- [Actions to take]:
**A)** Turn the paragraph of the date-filter text that begins "Specifies the desired format" into a short list, keeping its main facts.
**B)** From the date-filter text, write out the part that opens with the words containing "Relative Type" and closes with "year, month, day_of_week).", character for character.

- [Extract]:
## BEGIN

Start Date (YYYY-MM-DD)
The fixed starting date boundary for the date_range filter.
End Date (YYYY-MM-DD)
The fixed ending date boundary for the date_range filter.
Relative Type
Defines the context for the relative_range filter, such as last_n, next_n, current period, or until_now.
Relative Value (N)
The numerical value N used when defining last_n or next_n relative ranges.
Relative Unit
The unit of time corresponding to the Relative Value (e.g., days, weeks, months, years).
Date Part Type
The specific component of the date to extract for the date_part filter (e.g., year, month, day_of_week).
Date Part Values
A list of numerical values (as strings) that the extracted Date Part must match.
Output Format
Specifies the desired format for the resulting dataset: pandas DataFrame, polars DataFrame, or arrow Table.
Verbose
If enabled, detailed logs about the filtering process, query construction, and conversion steps will be displayed.
import logging
import duckdb
import pandas as pd
import polars as pl
import pyarrow as pa
import re
from datetime import datetime, date
from coded_flows.types import Union, List, DataFrame, ArrowTable, Str, Int, Bool

logging.basicConfig(level=logging.INFO)
logger = logging.getLogger(__name__)


def _coalesce(*values):
    return next((v for v in values if v is not None), None)


def _sanitize_identifier(identifier):
    """
    Sanitize SQL identifier by escaping special characters.
    """
    return identifier.replace('"', '""')


def _build_date_range_condition(column_expr, start_date, end_date):
    """Build SQL condition for fixed date range filter."""
    conditions = []
    date_expr = f"TRY_CAST({column_expr} AS DATE)"
    conditions.append(f"{date_expr} IS NOT NULL")
    if start_date:
        conditions.append(f"{date_expr} >= DATE '{start_date}'")
    if end_date:
        conditions.append(f"{date_expr} <= DATE '{end_date}'")
    return f"({' AND '.join(conditions)})"


def _build_relative_range_condition(
    column_expr, relative_type, relative_value, relative_unit
):
    """Build SQL condition for relative date range filter."""
    date_expr = f"TRY_CAST({column_expr} AS DATE)"
    current_date = "CURRENT_DATE"
    if relative_unit == "days":
        interval = f"INTERVAL '{relative_value}' DAY"
    elif relative_unit == "weeks":
        interval = f"INTERVAL '{relative_value}' WEEK"
    elif relative_unit == "months":
        interval = f"INTERVAL '{relative_value}' MONTH"
    elif relative_unit == "quarters":
        interval = f"INTERVAL '{relative_value * 3}' MONTH"
    elif relative_unit == "years":
        interval = f"INTERVAL '{relative_value}' YEAR"
    else:
        interval = f"INTERVAL '{relative_value}' DAY"
    if relative_type == "last_n":
        condition = f"({date_expr} IS NOT NULL AND {date_expr} >= {current_date} - {interval} AND {date_expr} <= {current_date})"
    elif relative_type == "next_n":
        condition = f"({date_expr} IS NOT NULL AND {date_expr} >= {current_date} AND {date_expr} <= {current_date} + {interval})"

## END

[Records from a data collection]
## BEGIN

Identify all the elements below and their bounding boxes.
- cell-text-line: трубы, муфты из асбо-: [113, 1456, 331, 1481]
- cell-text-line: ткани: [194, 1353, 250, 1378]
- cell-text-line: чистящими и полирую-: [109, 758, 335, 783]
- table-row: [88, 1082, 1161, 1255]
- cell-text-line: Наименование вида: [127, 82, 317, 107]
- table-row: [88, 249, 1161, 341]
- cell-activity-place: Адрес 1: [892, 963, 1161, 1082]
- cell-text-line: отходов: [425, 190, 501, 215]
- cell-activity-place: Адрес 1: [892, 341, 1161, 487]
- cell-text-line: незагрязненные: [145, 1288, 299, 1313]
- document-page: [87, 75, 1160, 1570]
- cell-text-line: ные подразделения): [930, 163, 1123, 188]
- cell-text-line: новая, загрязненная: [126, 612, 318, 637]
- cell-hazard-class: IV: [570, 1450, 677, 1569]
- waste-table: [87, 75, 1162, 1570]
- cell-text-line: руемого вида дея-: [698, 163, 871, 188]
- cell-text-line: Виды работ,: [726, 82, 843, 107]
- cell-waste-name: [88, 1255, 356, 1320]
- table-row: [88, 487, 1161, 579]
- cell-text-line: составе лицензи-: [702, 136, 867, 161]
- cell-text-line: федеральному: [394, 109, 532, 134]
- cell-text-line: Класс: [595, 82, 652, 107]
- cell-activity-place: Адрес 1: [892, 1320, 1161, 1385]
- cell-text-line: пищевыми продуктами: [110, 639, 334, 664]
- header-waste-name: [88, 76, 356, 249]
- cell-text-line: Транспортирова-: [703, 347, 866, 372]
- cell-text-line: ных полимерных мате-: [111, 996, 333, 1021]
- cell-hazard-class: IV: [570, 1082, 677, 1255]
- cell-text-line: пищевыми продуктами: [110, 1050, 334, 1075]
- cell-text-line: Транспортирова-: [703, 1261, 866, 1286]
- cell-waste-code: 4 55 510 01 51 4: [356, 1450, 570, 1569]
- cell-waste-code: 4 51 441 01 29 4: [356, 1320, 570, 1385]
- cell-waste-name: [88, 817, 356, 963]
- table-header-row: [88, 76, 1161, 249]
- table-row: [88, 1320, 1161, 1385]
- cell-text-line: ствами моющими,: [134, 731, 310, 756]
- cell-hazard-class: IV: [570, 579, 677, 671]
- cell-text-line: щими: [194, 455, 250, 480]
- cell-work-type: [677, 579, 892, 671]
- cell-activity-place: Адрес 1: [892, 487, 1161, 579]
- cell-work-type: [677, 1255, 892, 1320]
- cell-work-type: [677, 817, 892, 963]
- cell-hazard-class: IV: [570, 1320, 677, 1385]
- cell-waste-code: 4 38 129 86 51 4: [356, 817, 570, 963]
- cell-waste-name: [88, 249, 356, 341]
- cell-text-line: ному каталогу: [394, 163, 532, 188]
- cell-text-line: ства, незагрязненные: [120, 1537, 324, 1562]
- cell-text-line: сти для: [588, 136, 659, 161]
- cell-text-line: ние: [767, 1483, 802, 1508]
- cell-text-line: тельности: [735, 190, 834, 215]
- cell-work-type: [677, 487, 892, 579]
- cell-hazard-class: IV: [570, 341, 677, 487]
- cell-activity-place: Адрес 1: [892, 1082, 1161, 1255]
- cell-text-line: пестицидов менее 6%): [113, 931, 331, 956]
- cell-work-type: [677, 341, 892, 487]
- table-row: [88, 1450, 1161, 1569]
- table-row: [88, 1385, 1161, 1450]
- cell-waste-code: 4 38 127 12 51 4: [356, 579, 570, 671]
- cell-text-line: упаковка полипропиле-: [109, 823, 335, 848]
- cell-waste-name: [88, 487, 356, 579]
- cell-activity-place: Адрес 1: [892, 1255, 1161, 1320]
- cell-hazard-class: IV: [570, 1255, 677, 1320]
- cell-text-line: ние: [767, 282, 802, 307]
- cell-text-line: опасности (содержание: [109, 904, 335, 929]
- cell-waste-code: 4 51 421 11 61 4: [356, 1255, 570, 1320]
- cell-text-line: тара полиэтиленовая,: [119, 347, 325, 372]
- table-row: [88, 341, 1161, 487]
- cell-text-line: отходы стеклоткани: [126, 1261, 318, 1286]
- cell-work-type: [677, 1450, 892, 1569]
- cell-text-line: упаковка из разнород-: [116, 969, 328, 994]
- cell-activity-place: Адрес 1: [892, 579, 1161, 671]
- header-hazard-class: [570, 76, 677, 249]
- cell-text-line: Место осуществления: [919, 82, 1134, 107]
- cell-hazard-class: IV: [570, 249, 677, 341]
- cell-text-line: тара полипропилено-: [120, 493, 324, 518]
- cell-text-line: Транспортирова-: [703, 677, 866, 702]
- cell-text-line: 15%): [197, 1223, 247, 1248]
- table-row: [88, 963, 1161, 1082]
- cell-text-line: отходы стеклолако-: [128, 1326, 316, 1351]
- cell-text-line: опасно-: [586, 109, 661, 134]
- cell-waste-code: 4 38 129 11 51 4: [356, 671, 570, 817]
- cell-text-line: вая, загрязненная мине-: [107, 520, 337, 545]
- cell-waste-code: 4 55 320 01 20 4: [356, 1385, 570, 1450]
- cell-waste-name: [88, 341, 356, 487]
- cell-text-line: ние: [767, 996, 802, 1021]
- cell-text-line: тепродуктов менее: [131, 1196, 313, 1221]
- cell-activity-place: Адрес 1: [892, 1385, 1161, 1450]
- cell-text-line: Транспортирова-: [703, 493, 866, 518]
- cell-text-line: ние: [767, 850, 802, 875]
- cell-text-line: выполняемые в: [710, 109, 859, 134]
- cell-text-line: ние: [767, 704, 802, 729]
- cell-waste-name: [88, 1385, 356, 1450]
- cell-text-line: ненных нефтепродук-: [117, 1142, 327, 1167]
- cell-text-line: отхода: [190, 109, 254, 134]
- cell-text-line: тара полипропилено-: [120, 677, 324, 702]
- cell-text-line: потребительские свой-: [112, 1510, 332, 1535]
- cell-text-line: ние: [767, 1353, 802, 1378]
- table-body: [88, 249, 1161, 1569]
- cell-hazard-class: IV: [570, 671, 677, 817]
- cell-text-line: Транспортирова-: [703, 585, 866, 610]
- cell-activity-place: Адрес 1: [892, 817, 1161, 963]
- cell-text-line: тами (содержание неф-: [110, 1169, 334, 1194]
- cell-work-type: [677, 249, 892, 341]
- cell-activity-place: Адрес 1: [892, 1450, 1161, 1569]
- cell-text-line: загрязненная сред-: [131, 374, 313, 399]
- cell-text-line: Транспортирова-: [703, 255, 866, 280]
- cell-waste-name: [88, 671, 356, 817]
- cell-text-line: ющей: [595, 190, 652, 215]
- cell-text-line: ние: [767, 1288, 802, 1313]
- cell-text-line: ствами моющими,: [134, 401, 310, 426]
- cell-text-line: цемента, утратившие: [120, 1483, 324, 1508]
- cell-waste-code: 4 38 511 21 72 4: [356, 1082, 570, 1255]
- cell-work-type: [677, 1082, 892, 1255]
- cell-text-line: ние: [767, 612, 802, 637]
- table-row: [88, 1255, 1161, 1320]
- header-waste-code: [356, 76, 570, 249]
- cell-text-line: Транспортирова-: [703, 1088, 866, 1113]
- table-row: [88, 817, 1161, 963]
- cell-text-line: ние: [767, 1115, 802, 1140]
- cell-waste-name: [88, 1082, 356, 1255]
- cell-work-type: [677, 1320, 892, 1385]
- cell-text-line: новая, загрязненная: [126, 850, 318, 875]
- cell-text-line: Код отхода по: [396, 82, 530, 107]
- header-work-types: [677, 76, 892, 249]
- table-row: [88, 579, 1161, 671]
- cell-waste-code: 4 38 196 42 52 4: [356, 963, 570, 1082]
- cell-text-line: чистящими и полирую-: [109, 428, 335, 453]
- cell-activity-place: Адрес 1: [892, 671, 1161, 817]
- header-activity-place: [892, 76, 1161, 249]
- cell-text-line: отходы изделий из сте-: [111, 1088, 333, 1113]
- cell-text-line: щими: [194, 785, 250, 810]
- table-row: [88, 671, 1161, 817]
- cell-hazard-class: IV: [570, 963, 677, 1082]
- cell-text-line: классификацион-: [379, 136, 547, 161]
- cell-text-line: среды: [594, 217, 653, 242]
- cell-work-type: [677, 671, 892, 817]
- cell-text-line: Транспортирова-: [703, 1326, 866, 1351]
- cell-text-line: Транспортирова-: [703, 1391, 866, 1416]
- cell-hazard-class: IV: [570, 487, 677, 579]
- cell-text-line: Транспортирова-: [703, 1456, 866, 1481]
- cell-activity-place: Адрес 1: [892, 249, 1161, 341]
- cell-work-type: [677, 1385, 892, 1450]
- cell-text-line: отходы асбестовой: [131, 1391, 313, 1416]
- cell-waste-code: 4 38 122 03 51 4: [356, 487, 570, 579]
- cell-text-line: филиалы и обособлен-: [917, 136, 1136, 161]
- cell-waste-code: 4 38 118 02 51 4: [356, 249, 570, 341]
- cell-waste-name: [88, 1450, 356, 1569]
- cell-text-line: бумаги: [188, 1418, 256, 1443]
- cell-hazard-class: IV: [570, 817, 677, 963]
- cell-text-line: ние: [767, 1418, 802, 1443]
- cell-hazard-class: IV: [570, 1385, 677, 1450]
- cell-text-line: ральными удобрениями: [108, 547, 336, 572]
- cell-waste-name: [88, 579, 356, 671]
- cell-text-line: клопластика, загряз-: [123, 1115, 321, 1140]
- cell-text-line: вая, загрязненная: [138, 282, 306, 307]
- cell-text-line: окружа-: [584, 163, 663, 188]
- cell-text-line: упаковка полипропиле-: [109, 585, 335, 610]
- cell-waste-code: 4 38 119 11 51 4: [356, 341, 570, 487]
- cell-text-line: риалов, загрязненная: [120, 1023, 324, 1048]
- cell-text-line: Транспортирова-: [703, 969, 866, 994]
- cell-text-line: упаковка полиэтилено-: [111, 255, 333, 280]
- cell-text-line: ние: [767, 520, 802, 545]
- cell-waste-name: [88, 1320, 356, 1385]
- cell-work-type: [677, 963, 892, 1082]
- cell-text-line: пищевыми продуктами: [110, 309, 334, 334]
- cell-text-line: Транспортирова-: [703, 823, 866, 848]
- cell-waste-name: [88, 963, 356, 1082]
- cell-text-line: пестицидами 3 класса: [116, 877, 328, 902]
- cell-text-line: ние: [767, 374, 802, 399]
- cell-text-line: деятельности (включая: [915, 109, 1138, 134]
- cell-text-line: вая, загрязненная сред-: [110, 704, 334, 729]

## END

- [Outputs in order]:
**A)**
Formats available for the resulting dataset:
- pandas DataFrame
- polars DataFrame
- arrow Table

**B)**
Relative Type
Defines the context for the relative_range filter, such as last_n, next_n, current period, or until_now.
Relative Value (N)
The numerical value N used when defining last_n or next_n relative ranges.
Relative Unit
The unit of time corresponding to the Relative Value (e.g., days, weeks, months, years).
Date Part Type
The specific component of the date to extract for the date_part filter (e.g., year, month, day_of_week).